BEGIN

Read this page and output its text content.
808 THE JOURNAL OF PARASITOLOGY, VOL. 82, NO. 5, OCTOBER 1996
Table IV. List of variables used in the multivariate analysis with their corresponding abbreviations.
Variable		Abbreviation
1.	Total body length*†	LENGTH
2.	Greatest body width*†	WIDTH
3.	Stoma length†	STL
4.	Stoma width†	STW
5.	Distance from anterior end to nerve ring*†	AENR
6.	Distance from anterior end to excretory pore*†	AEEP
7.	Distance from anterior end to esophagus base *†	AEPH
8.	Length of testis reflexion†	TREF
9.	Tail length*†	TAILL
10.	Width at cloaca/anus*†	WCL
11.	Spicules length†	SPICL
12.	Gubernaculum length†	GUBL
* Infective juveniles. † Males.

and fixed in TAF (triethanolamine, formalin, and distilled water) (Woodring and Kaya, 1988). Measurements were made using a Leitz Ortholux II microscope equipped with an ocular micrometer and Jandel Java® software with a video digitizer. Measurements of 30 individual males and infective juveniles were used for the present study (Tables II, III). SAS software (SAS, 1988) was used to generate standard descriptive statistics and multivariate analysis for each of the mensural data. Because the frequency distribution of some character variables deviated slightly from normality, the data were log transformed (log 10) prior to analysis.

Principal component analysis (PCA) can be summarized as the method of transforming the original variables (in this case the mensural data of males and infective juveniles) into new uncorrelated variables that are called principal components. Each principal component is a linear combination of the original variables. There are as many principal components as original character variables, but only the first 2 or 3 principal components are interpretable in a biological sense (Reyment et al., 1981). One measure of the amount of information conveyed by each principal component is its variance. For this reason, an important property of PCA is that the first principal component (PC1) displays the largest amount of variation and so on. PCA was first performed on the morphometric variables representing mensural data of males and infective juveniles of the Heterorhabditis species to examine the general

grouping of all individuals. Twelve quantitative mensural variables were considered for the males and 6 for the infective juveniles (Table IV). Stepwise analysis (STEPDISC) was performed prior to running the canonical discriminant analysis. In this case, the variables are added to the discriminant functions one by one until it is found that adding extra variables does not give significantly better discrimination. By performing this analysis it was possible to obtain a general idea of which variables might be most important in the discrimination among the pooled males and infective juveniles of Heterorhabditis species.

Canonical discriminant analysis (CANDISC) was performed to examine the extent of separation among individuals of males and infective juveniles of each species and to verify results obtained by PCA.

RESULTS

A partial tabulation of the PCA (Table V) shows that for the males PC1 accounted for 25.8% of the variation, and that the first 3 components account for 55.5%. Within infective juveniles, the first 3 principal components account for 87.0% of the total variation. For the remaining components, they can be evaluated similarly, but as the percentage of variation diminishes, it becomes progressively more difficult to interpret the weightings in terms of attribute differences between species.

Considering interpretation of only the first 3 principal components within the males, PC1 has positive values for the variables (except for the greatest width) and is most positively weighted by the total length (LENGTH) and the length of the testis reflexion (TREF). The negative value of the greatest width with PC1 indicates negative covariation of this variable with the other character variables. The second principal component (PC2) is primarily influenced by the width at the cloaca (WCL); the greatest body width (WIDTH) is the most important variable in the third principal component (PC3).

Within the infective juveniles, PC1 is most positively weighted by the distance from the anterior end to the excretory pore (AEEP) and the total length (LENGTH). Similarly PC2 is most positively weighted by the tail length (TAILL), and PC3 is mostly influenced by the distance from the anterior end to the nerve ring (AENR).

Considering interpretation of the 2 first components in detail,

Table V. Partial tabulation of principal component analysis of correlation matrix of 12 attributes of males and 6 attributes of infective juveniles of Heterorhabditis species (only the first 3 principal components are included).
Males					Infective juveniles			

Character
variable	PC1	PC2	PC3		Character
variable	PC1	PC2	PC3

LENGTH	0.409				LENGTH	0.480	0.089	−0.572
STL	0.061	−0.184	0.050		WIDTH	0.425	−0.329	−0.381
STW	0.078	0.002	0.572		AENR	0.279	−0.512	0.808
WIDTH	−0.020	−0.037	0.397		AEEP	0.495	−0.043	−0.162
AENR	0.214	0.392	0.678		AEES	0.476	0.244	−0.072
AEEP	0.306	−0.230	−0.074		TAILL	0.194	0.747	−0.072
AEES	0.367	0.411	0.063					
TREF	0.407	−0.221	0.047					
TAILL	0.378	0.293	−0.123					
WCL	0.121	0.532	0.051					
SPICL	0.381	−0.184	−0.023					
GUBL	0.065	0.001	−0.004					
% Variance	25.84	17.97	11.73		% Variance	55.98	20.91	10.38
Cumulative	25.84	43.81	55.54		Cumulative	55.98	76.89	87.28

END

**INSTRUCTIONS FOR THE TASK**
Would you restate each of the entries word for word?

**REPLY**
Read this page and output its text content.
808 THE JOURNAL OF PARASITOLOGY, VOL. 82, NO. 5, OCTOBER 1996
Table IV. List of variables used in the multivariate analysis with their corresponding abbreviations.
Variable		Abbreviation
1.	Total body length*†	LENGTH
2.	Greatest body width*†	WIDTH
3.	Stoma length†	STL
4.	Stoma width†	STW
5.	Distance from anterior end to nerve ring*†	AENR
6.	Distance from anterior end to excretory pore*†	AEEP
7.	Distance from anterior end to esophagus base *†	AEPH
8.	Length of testis reflexion†	TREF
9.	Tail length*†	TAILL
10.	Width at cloaca/anus*†	WCL
11.	Spicules length†	SPICL
12.	Gubernaculum length†	GUBL
* Infective juveniles. † Males.

and fixed in TAF (triethanolamine, formalin, and distilled water) (Woodring and Kaya, 1988). Measurements were made using a Leitz Ortholux II microscope equipped with an ocular micrometer and Jandel Java® software with a video digitizer. Measurements of 30 individual males and infective juveniles were used for the present study (Tables II, III). SAS software (SAS, 1988) was used to generate standard descriptive statistics and multivariate analysis for each of the mensural data. Because the frequency distribution of some character variables deviated slightly from normality, the data were log transformed (log 10) prior to analysis.

Principal component analysis (PCA) can be summarized as the method of transforming the original variables (in this case the mensural data of males and infective juveniles) into new uncorrelated variables that are called principal components. Each principal component is a linear combination of the original variables. There are as many principal components as original character variables, but only the first 2 or 3 principal components are interpretable in a biological sense (Reyment et al., 1981). One measure of the amount of information conveyed by each principal component is its variance. For this reason, an important property of PCA is that the first principal component (PC1) displays the largest amount of variation and so on. PCA was first performed on the morphometric variables representing mensural data of males and infective juveniles of the Heterorhabditis species to examine the general

grouping of all individuals. Twelve quantitative mensural variables were considered for the males and 6 for the infective juveniles (Table IV). Stepwise analysis (STEPDISC) was performed prior to running the canonical discriminant analysis. In this case, the variables are added to the discriminant functions one by one until it is found that adding extra variables does not give significantly better discrimination. By performing this analysis it was possible to obtain a general idea of which variables might be most important in the discrimination among the pooled males and infective juveniles of Heterorhabditis species.

Canonical discriminant analysis (CANDISC) was performed to examine the extent of separation among individuals of males and infective juveniles of each species and to verify results obtained by PCA.

RESULTS

A partial tabulation of the PCA (Table V) shows that for the males PC1 accounted for 25.8% of the variation, and that the first 3 components account for 55.5%. Within infective juveniles, the first 3 principal components account for 87.0% of the total variation. For the remaining components, they can be evaluated similarly, but as the percentage of variation diminishes, it becomes progressively more difficult to interpret the weightings in terms of attribute differences between species.

Considering interpretation of only the first 3 principal components within the males, PC1 has positive values for the variables (except for the greatest width) and is most positively weighted by the total length (LENGTH) and the length of the testis reflexion (TREF). The negative value of the greatest width with PC1 indicates negative covariation of this variable with the other character variables. The second principal component (PC2) is primarily influenced by the width at the cloaca (WCL); the greatest body width (WIDTH) is the most important variable in the third principal component (PC3).

Within the infective juveniles, PC1 is most positively weighted by the distance from the anterior end to the excretory pore (AEEP) and the total length (LENGTH). Similarly PC2 is most positively weighted by the tail length (TAILL), and PC3 is mostly influenced by the distance from the anterior end to the nerve ring (AENR).

Considering interpretation of the 2 first components in detail,

Table V. Partial tabulation of principal component analysis of correlation matrix of 12 attributes of males and 6 attributes of infective juveniles of Heterorhabditis species (only the first 3 principal components are included).
Males					Infective juveniles			

Character
variable	PC1	PC2	PC3		Character
variable	PC1	PC2	PC3

LENGTH	0.409				LENGTH	0.480	0.089	−0.572
STL	0.061	−0.184	0.050		WIDTH	0.425	−0.329	−0.381
STW	0.078	0.002	0.572		AENR	0.279	−0.512	0.808
WIDTH	−0.020	−0.037	0.397		AEEP	0.495	−0.043	−0.162
AENR	0.214	0.392	0.678		AEES	0.476	0.244	−0.072
AEEP	0.306	−0.230	−0.074		TAILL	0.194	0.747	−0.072
AEES	0.367	0.411	0.063					
TREF	0.407	−0.221	0.047					
TAILL	0.378	0.293	−0.123					
WCL	0.121	0.532	0.051					
SPICL	0.381	−0.184	−0.023					
GUBL	0.065	0.001	−0.004					
% Variance	25.84	17.97	11.73		% Variance	55.98	20.91	10.38
Cumulative	25.84	43.81	55.54		Cumulative	55.98	76.89	87.28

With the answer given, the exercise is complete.